Prompt:
All of the material should be reproduced exactly, with pictures left out.

Supplied data:
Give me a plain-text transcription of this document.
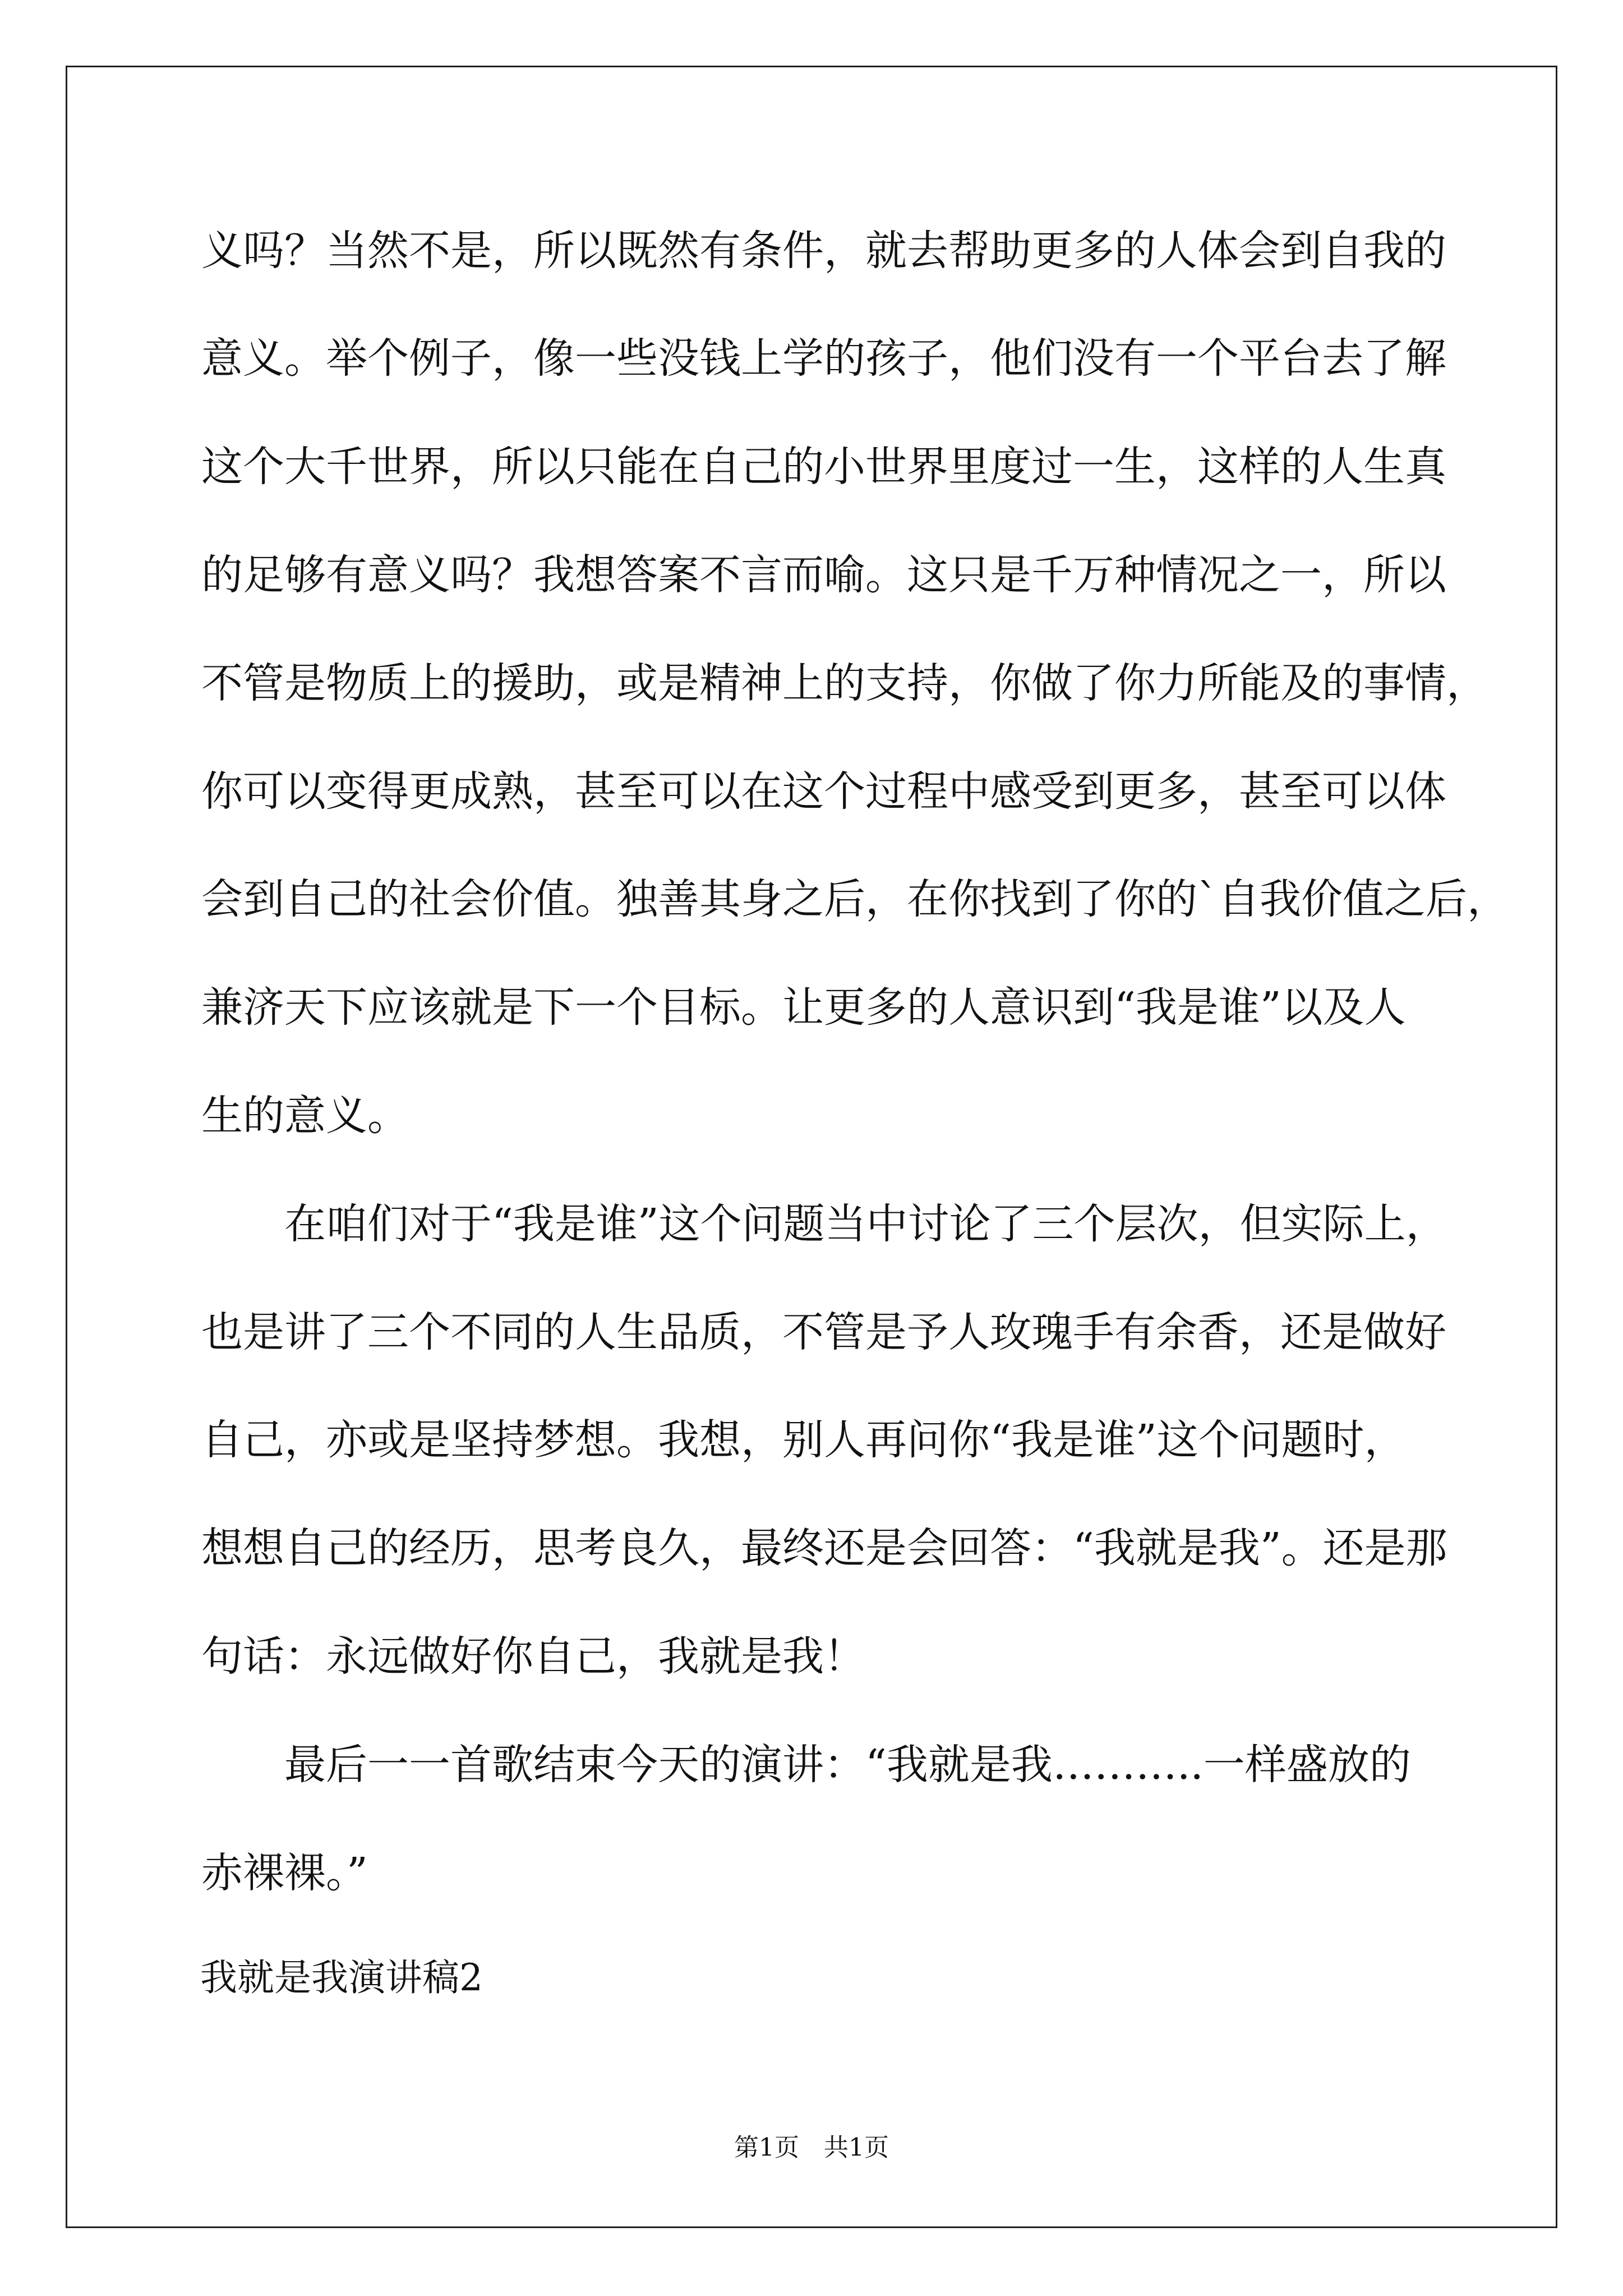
义吗？当然不是，所以既然有条件，就去帮助更多的人体会到自我的
意义。举个例子，像一些没钱上学的孩子，他们没有一个平台去了解
这个大千世界，所以只能在自己的小世界里度过一生，这样的人生真
的足够有意义吗？我想答案不言而喻。这只是千万种情况之一，所以
不管是物质上的援助，或是精神上的支持，你做了你力所能及的事情，
你可以变得更成熟，甚至可以在这个过程中感受到更多，甚至可以体
会到自己的社会价值。独善其身之后，在你找到了你的`自我价值之后，
兼济天下应该就是下一个目标。让更多的人意识到“我是谁”以及人
生的意义。
　　在咱们对于“我是谁”这个问题当中讨论了三个层次，但实际上，
也是讲了三个不同的人生品质，不管是予人玫瑰手有余香，还是做好
自己，亦或是坚持梦想。我想，别人再问你“我是谁”这个问题时，
想想自己的经历，思考良久，最终还是会回答：“我就是我”。还是那
句话：永远做好你自己，我就是我！
　　最后一一首歌结束今天的演讲：“我就是我………..一样盛放的
赤裸裸。”
我就是我演讲稿2
第1页　共1页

Response:
Give me a plain-text transcription of this document.
义吗？当然不是，所以既然有条件，就去帮助更多的人体会到自我的
意义。举个例子，像一些没钱上学的孩子，他们没有一个平台去了解
这个大千世界，所以只能在自己的小世界里度过一生，这样的人生真
的足够有意义吗？我想答案不言而喻。这只是千万种情况之一，所以
不管是物质上的援助，或是精神上的支持，你做了你力所能及的事情，
你可以变得更成熟，甚至可以在这个过程中感受到更多，甚至可以体
会到自己的社会价值。独善其身之后，在你找到了你的`自我价值之后，
兼济天下应该就是下一个目标。让更多的人意识到“我是谁”以及人
生的意义。
　　在咱们对于“我是谁”这个问题当中讨论了三个层次，但实际上，
也是讲了三个不同的人生品质，不管是予人玫瑰手有余香，还是做好
自己，亦或是坚持梦想。我想，别人再问你“我是谁”这个问题时，
想想自己的经历，思考良久，最终还是会回答：“我就是我”。还是那
句话：永远做好你自己，我就是我！
　　最后一一首歌结束今天的演讲：“我就是我………..一样盛放的
赤裸裸。”
我就是我演讲稿2
第1页　共1页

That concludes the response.